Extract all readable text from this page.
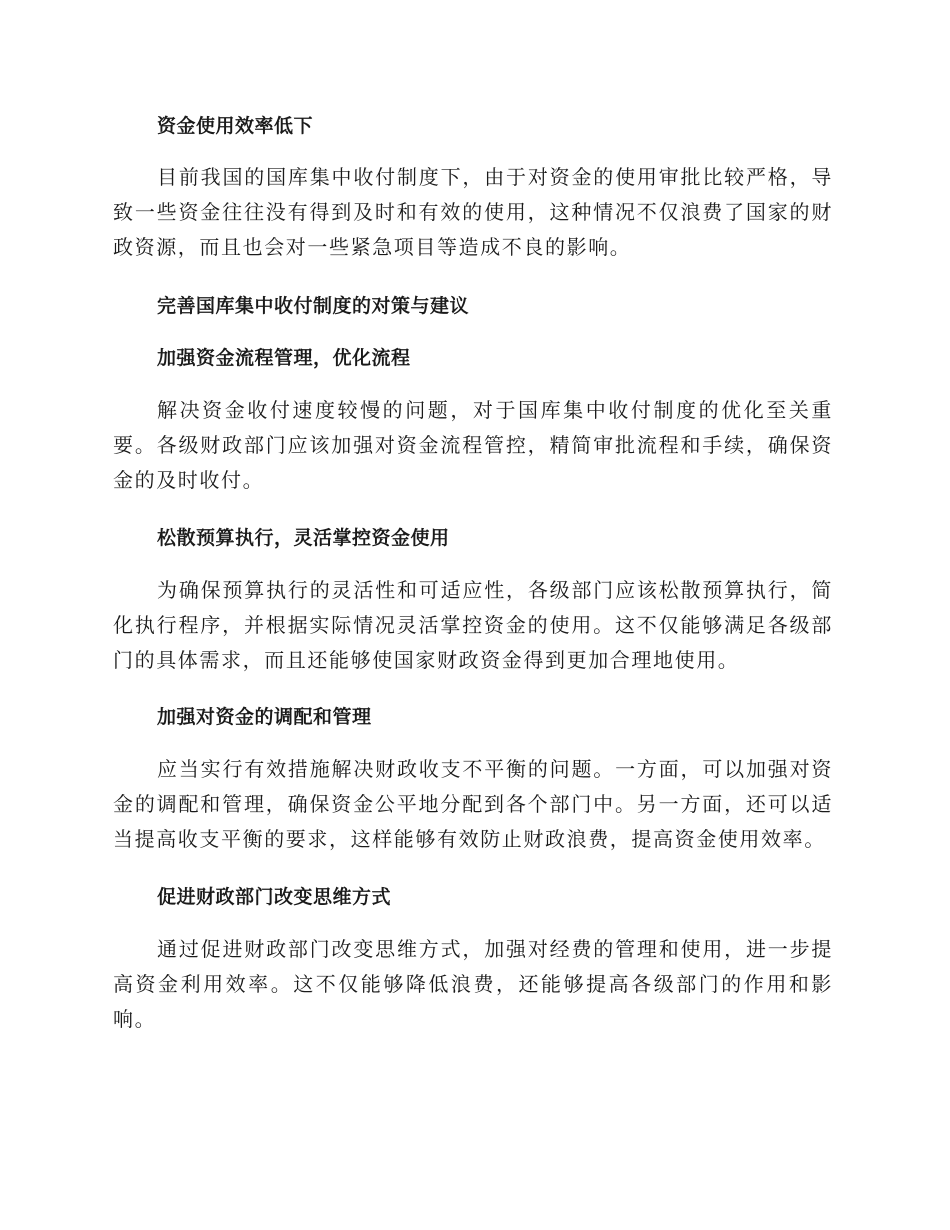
资金使用效率低下
目前我国的国库集中收付制度下，由于对资金的使用审批比较严格，导致一些资金往往没有得到及时和有效的使用，这种情况不仅浪费了国家的财政资源，而且也会对一些紧急项目等造成不良的影响。
完善国库集中收付制度的对策与建议
加强资金流程管理，优化流程
解决资金收付速度较慢的问题，对于国库集中收付制度的优化至关重要。各级财政部门应该加强对资金流程管控，精简审批流程和手续，确保资金的及时收付。
松散预算执行，灵活掌控资金使用
为确保预算执行的灵活性和可适应性，各级部门应该松散预算执行，简化执行程序，并根据实际情况灵活掌控资金的使用。这不仅能够满足各级部门的具体需求，而且还能够使国家财政资金得到更加合理地使用。
加强对资金的调配和管理
应当实行有效措施解决财政收支不平衡的问题。一方面，可以加强对资金的调配和管理，确保资金公平地分配到各个部门中。另一方面，还可以适当提高收支平衡的要求，这样能够有效防止财政浪费，提高资金使用效率。
促进财政部门改变思维方式
通过促进财政部门改变思维方式，加强对经费的管理和使用，进一步提高资金利用效率。这不仅能够降低浪费，还能够提高各级部门的作用和影响。
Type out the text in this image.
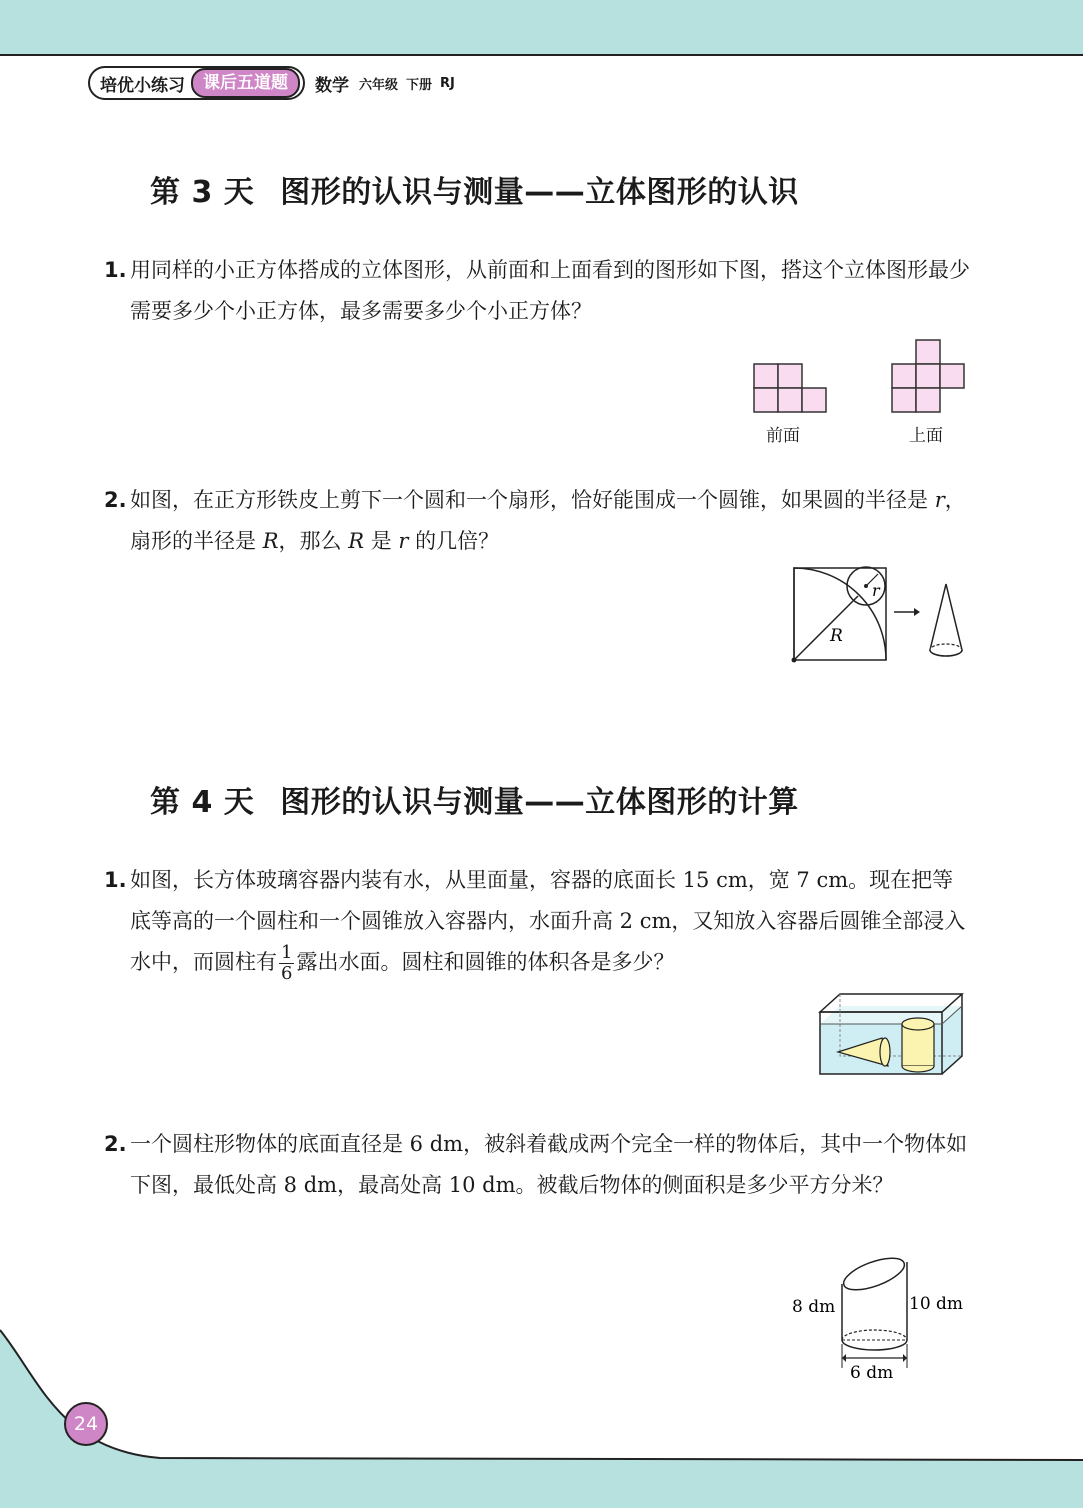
培优小练习	课后五道题	数学 六年级 下册 RJ
第 3 天 图形的认识与测量——立体图形的认识
1. 用同样的小正方体搭成的立体图形，从前面和上面看到的图形如下图，搭这个立体图形最少需要多少个小正方体，最多需要多少个小正方体？
前面	上面
2. 如图，在正方形铁皮上剪下一个圆和一个扇形，恰好能围成一个圆锥，如果圆的半径是 r，扇形的半径是 R，那么 R 是 r 的几倍？
r
R
第 4 天 图形的认识与测量——立体图形的计算
1. 如图，长方体玻璃容器内装有水，从里面量，容器的底面长 15 cm，宽 7 cm。现在把等底等高的一个圆柱和一个圆锥放入容器内，水面升高 2 cm，又知放入容器后圆锥全部浸入水中，而圆柱有 $\frac{1}{6}$ 露出水面。圆柱和圆锥的体积各是多少？
2. 一个圆柱形物体的底面直径是 6 dm，被斜着截成两个完全一样的物体后，其中一个物体如下图，最低处高 8 dm，最高处高 10 dm。被截后物体的侧面积是多少平方分米？
8 dm	10 dm
6 dm
24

○ ○ ○ ○

**What to work on:**
Copy the whole of the material above exactly, but not its images.

**Output of the task:**
Extract all readable text from this page.
资金使用效率低下
目前我国的国库集中收付制度下，由于对资金的使用审批比较严格，导致一些资金往往没有得到及时和有效的使用，这种情况不仅浪费了国家的财政资源，而且也会对一些紧急项目等造成不良的影响。
完善国库集中收付制度的对策与建议
加强资金流程管理，优化流程
解决资金收付速度较慢的问题，对于国库集中收付制度的优化至关重要。各级财政部门应该加强对资金流程管控，精简审批流程和手续，确保资金的及时收付。
松散预算执行，灵活掌控资金使用
为确保预算执行的灵活性和可适应性，各级部门应该松散预算执行，简化执行程序，并根据实际情况灵活掌控资金的使用。这不仅能够满足各级部门的具体需求，而且还能够使国家财政资金得到更加合理地使用。
加强对资金的调配和管理
应当实行有效措施解决财政收支不平衡的问题。一方面，可以加强对资金的调配和管理，确保资金公平地分配到各个部门中。另一方面，还可以适当提高收支平衡的要求，这样能够有效防止财政浪费，提高资金使用效率。
促进财政部门改变思维方式
通过促进财政部门改变思维方式，加强对经费的管理和使用，进一步提高资金利用效率。这不仅能够降低浪费，还能够提高各级部门的作用和影响。
Type out the text in this image.
培优小练习	课后五道题	数学 六年级 下册 RJ
第 3 天 图形的认识与测量——立体图形的认识
1. 用同样的小正方体搭成的立体图形，从前面和上面看到的图形如下图，搭这个立体图形最少需要多少个小正方体，最多需要多少个小正方体？
前面	上面
2. 如图，在正方形铁皮上剪下一个圆和一个扇形，恰好能围成一个圆锥，如果圆的半径是 r，扇形的半径是 R，那么 R 是 r 的几倍？
r
R
第 4 天 图形的认识与测量——立体图形的计算
1. 如图，长方体玻璃容器内装有水，从里面量，容器的底面长 15 cm，宽 7 cm。现在把等底等高的一个圆柱和一个圆锥放入容器内，水面升高 2 cm，又知放入容器后圆锥全部浸入水中，而圆柱有 $\frac{1}{6}$ 露出水面。圆柱和圆锥的体积各是多少？
2. 一个圆柱形物体的底面直径是 6 dm，被斜着截成两个完全一样的物体后，其中一个物体如下图，最低处高 8 dm，最高处高 10 dm。被截后物体的侧面积是多少平方分米？
8 dm	10 dm
6 dm
24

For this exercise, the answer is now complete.